TASK TO CARRY OUT:
In the entries below, find the lines that contain the word "JSON" and copy them.

===

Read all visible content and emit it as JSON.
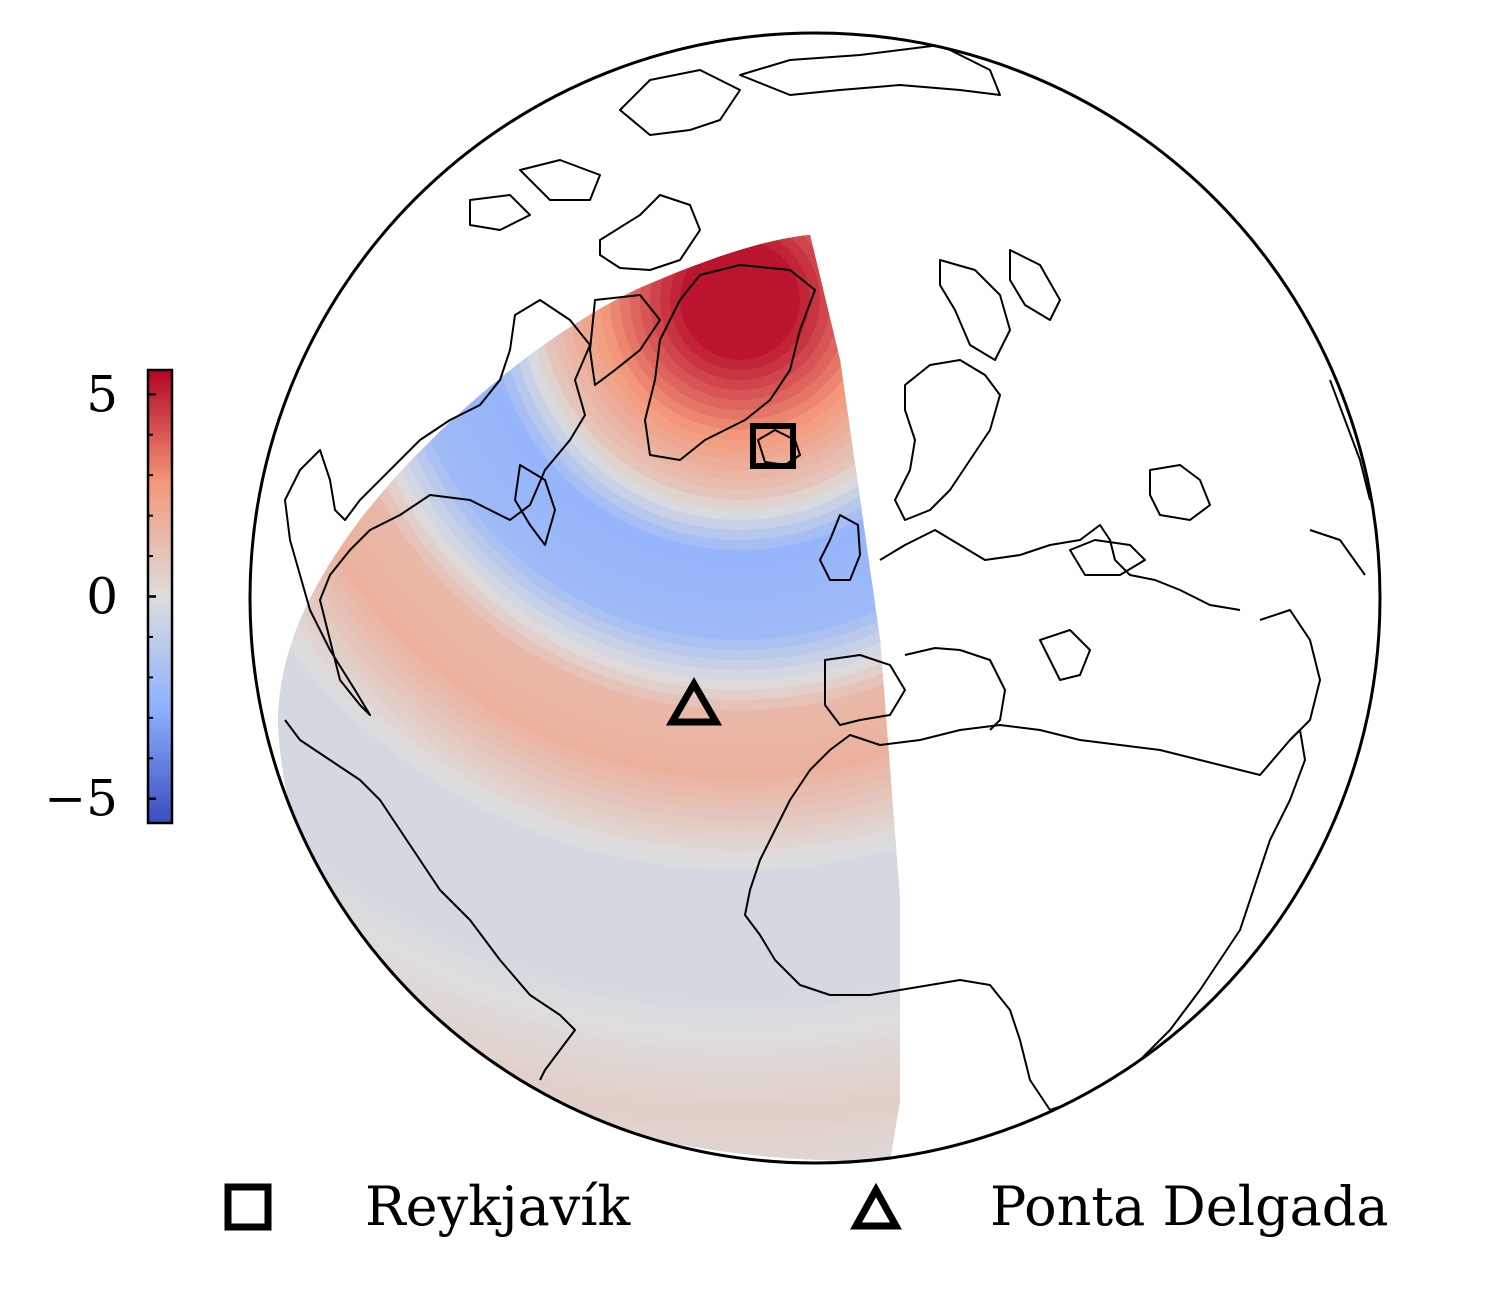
{
  "map": {
    "projection": "orthographic",
    "colormap": [
      "#3b4cc0",
      "#8db0fe",
      "#dddddd",
      "#f4987a",
      "#b40426"
    ],
    "colorbar": {
      "min": -5.6,
      "max": 5.6,
      "ticks": [
        {
          "value": 5,
          "label": "5"
        },
        {
          "value": 0,
          "label": "0"
        },
        {
          "value": -5,
          "label": "−5"
        }
      ]
    },
    "markers": [
      {
        "name": "Reykjavík",
        "symbol": "square"
      },
      {
        "name": "Ponta Delgada",
        "symbol": "triangle"
      }
    ]
  },
  "legend": {
    "items": [
      {
        "symbol": "square",
        "label": "Reykjavík"
      },
      {
        "symbol": "triangle",
        "label": "Ponta Delgada"
      }
    ]
  }
}
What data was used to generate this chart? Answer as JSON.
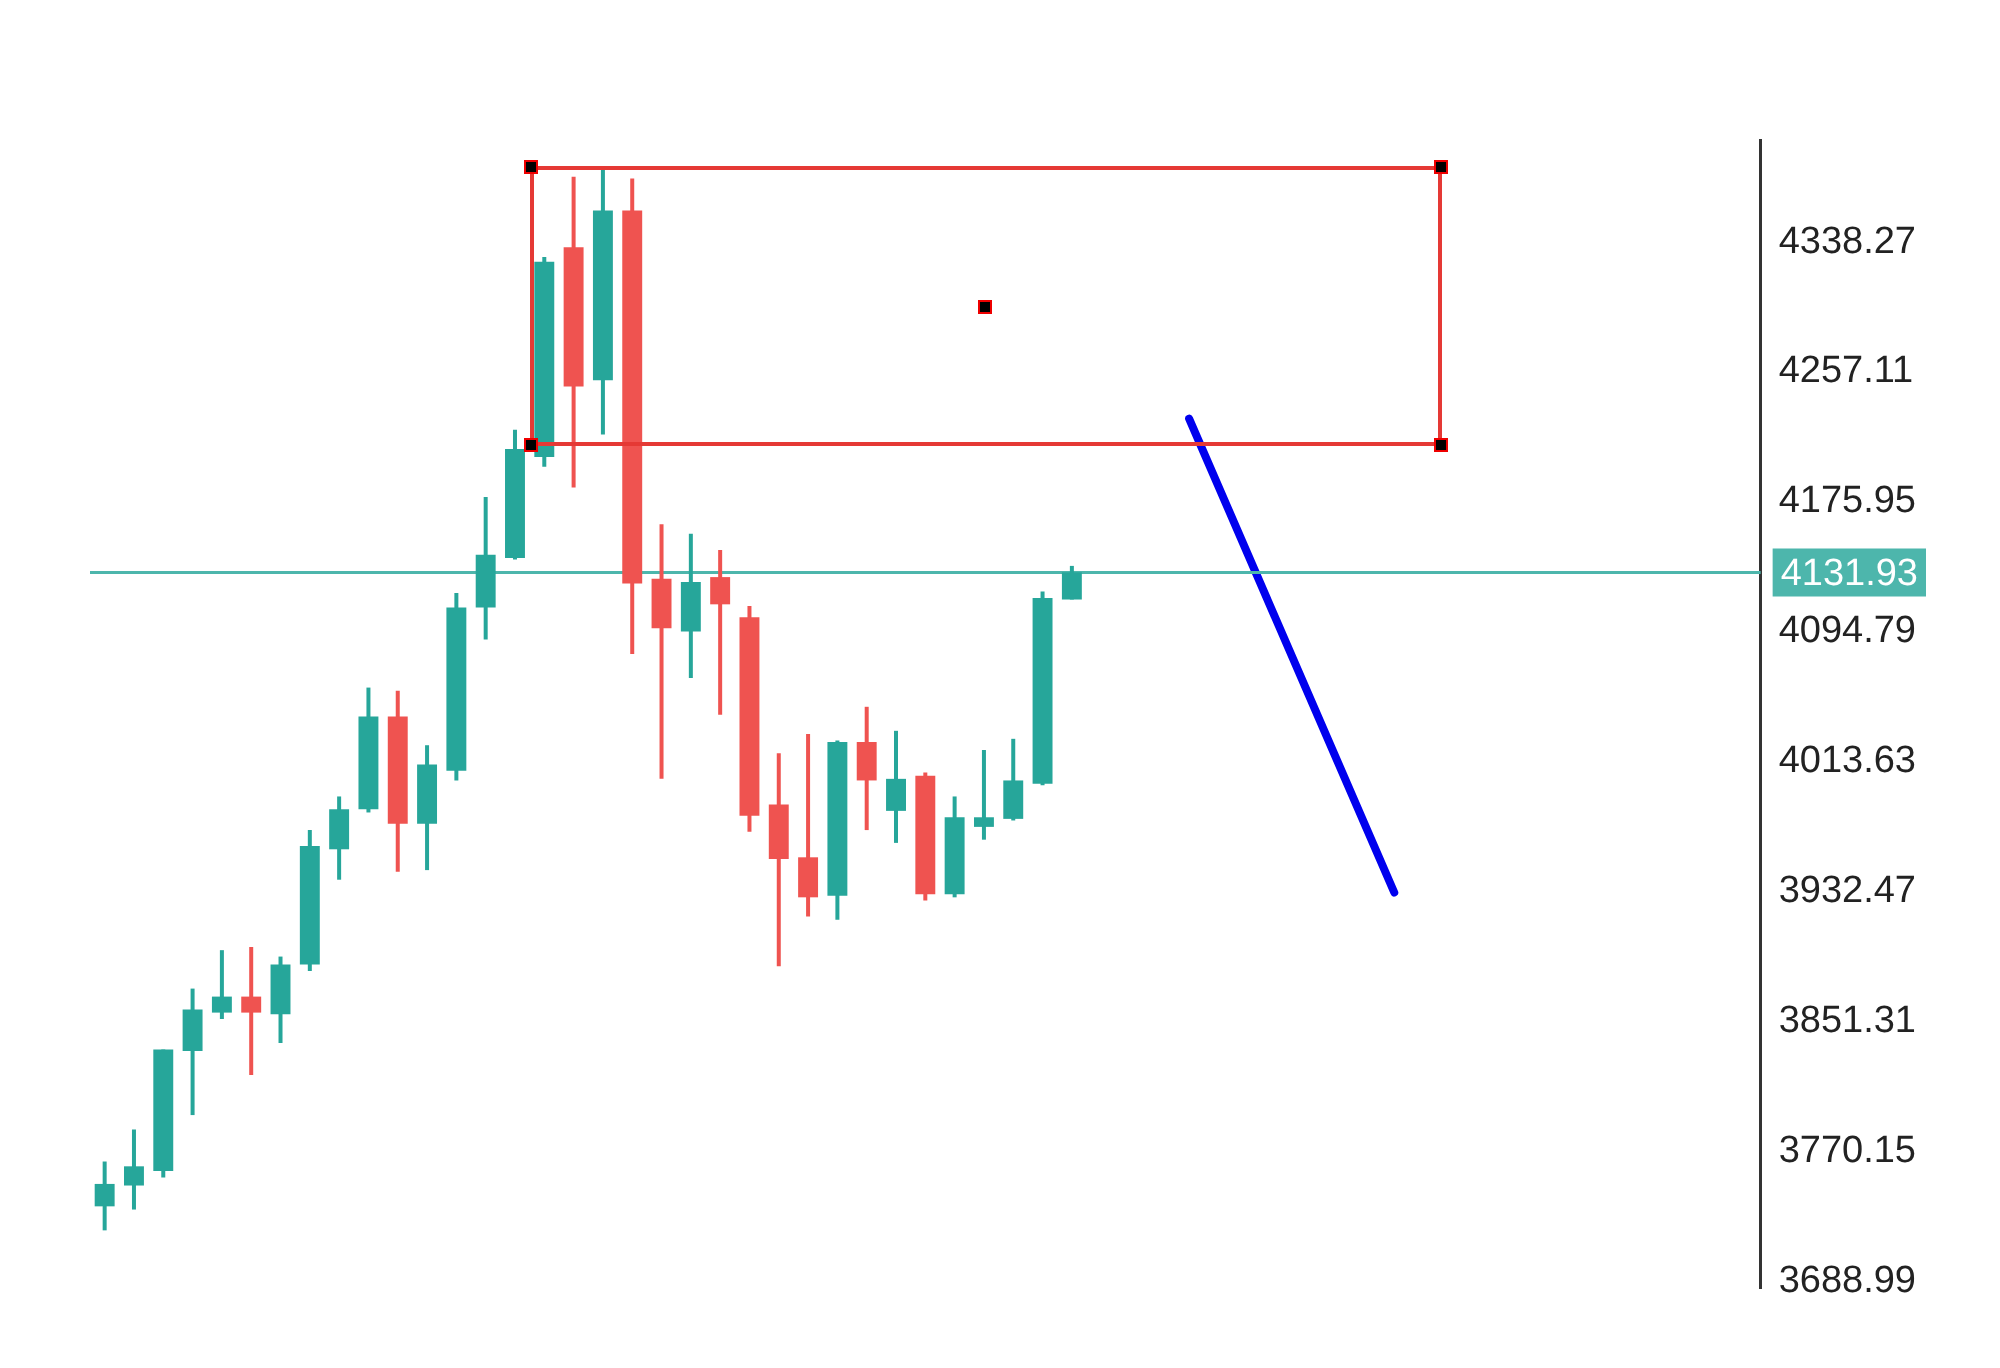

===

IN RESPONSE:
Read all visible content and emit it as JSON.
What data was used to generate this chart? Answer as JSON.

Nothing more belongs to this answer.